Given records Block Start

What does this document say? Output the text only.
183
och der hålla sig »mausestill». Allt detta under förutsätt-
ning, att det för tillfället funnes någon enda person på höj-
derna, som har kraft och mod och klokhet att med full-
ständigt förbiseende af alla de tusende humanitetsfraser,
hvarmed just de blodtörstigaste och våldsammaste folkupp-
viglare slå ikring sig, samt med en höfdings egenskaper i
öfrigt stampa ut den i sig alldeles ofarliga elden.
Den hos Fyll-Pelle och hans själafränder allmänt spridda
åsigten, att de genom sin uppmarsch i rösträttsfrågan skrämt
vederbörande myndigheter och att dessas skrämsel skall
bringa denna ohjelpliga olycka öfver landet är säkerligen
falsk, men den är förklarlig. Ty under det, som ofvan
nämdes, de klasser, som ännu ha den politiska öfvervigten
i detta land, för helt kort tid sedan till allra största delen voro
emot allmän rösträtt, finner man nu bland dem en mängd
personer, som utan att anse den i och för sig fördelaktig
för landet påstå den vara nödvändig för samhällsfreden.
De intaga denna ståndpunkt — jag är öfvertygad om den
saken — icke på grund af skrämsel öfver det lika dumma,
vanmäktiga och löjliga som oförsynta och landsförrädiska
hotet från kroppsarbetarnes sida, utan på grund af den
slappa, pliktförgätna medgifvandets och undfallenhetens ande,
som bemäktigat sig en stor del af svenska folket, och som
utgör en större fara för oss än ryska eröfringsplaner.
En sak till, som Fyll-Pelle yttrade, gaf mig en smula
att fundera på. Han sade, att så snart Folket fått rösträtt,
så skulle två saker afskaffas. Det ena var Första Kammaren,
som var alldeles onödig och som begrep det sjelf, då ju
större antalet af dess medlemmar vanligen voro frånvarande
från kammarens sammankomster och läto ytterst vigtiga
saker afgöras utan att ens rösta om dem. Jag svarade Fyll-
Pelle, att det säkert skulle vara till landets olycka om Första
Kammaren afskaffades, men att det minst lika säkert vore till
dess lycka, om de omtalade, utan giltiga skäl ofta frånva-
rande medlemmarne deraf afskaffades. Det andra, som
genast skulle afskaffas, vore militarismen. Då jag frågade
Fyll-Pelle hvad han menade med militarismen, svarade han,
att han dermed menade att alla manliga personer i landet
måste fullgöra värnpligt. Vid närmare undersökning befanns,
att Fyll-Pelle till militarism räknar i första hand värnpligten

Given records Block End

What you need to do: After identifying the lines above that contain "saker", copy each one.

Exercise answer:
så skulle två saker afskaffas. Det ena var Första Kammaren,
saker afgöras utan att ens rösta om dem. Jag svarade Fyll-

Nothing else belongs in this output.